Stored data
%%

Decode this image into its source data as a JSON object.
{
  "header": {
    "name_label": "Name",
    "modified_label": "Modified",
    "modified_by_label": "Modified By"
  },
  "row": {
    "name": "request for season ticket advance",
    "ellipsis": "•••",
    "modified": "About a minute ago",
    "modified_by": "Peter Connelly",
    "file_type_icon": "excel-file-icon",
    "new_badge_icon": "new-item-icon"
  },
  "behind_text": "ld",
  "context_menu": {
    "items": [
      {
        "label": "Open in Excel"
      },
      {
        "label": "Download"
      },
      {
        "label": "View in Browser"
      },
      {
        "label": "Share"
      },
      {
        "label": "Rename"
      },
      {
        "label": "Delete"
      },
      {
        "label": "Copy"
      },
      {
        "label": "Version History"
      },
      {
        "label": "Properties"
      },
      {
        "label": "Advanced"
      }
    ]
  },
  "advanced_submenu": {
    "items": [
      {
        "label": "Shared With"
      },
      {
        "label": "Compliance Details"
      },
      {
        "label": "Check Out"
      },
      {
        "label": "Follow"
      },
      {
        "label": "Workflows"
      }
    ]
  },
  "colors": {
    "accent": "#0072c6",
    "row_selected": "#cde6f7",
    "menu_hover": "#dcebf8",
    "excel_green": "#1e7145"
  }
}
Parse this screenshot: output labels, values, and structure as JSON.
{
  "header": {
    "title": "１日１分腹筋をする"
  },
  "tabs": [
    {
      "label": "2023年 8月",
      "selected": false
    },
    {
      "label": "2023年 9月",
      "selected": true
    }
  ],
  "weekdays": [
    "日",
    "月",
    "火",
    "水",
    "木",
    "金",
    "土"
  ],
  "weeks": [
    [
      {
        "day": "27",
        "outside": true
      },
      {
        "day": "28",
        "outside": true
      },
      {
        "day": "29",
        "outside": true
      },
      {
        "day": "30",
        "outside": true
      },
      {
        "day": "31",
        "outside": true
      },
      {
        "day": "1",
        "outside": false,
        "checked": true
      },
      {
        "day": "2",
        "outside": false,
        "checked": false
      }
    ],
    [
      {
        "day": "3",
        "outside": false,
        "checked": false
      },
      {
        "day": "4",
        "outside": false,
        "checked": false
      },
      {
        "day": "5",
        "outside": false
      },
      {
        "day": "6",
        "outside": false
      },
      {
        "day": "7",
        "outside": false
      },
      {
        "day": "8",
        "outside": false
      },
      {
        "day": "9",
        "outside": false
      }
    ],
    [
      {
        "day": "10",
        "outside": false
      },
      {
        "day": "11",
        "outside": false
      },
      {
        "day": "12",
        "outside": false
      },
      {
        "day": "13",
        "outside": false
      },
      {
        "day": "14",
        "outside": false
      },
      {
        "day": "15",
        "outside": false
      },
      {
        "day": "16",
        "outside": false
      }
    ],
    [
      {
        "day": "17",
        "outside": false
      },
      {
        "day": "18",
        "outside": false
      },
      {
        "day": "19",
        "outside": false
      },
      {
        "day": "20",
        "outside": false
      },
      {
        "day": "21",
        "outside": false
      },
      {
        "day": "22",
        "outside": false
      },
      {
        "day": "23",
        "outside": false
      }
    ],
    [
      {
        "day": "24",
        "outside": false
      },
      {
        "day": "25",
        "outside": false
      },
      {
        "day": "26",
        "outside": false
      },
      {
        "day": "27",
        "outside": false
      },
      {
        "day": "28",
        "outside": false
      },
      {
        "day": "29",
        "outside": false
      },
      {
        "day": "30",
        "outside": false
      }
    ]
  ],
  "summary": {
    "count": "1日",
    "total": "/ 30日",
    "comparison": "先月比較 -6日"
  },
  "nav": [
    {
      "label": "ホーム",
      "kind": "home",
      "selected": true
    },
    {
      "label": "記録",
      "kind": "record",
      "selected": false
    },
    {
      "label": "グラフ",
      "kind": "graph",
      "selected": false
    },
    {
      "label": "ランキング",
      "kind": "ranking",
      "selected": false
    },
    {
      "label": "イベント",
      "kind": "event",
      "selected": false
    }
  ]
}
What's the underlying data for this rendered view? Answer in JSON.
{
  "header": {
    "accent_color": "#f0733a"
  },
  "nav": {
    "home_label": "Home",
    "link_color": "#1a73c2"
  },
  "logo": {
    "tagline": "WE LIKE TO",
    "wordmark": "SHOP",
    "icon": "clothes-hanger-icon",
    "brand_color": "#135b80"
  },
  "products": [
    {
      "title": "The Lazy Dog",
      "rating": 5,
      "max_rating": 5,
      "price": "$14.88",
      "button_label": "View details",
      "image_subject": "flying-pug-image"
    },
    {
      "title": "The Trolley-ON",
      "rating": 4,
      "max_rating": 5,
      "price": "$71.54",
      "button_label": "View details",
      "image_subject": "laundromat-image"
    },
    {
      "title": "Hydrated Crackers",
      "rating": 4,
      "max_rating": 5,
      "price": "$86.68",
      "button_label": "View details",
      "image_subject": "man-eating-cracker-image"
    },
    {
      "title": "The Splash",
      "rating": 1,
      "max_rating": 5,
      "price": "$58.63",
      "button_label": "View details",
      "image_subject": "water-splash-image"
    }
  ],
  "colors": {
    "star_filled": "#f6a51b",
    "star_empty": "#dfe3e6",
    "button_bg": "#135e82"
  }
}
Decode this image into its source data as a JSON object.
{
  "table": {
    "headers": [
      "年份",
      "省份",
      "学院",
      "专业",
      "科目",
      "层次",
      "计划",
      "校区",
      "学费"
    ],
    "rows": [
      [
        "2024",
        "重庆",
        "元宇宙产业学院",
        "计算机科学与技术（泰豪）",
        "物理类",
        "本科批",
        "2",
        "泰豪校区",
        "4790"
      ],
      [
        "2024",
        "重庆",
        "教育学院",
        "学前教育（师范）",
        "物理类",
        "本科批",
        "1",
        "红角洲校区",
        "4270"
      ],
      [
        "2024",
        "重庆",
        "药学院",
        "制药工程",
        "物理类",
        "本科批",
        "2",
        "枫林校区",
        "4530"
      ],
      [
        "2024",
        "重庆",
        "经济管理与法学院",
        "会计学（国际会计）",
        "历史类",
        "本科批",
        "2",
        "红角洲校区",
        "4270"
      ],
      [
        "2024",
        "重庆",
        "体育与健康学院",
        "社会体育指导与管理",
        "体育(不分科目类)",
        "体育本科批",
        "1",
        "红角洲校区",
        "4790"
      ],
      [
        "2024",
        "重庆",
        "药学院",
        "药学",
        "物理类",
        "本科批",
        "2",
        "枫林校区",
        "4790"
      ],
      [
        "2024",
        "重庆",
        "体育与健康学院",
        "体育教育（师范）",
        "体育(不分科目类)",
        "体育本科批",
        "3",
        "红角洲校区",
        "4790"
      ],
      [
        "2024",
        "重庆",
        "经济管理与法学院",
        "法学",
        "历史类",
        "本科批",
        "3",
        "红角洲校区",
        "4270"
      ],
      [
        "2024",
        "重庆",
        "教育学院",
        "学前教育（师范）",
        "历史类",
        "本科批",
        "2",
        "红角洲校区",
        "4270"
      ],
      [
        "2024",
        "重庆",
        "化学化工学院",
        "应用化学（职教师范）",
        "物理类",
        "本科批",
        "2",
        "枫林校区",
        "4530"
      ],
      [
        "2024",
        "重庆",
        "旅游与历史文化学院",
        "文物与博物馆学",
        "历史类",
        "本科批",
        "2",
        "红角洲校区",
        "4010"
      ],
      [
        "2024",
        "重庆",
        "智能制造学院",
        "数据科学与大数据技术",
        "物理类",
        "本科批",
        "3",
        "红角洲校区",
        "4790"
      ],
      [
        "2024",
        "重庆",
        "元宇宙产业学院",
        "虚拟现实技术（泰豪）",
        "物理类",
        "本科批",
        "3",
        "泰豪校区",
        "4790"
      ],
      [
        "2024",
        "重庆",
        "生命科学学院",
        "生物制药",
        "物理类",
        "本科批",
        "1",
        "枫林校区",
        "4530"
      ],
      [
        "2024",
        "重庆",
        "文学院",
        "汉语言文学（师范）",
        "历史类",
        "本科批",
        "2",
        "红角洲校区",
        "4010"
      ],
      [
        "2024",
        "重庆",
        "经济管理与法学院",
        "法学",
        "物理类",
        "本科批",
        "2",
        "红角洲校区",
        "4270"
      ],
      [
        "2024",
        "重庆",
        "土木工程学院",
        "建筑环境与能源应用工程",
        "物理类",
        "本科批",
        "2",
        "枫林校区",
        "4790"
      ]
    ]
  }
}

%%

Show all lines from the records above where the word "title" occurs.

■ Answer for the task
    "title": "１日１分腹筋をする"
      "title": "The Lazy Dog",
      "title": "The Trolley-ON",
      "title": "Hydrated Crackers",
      "title": "The Splash",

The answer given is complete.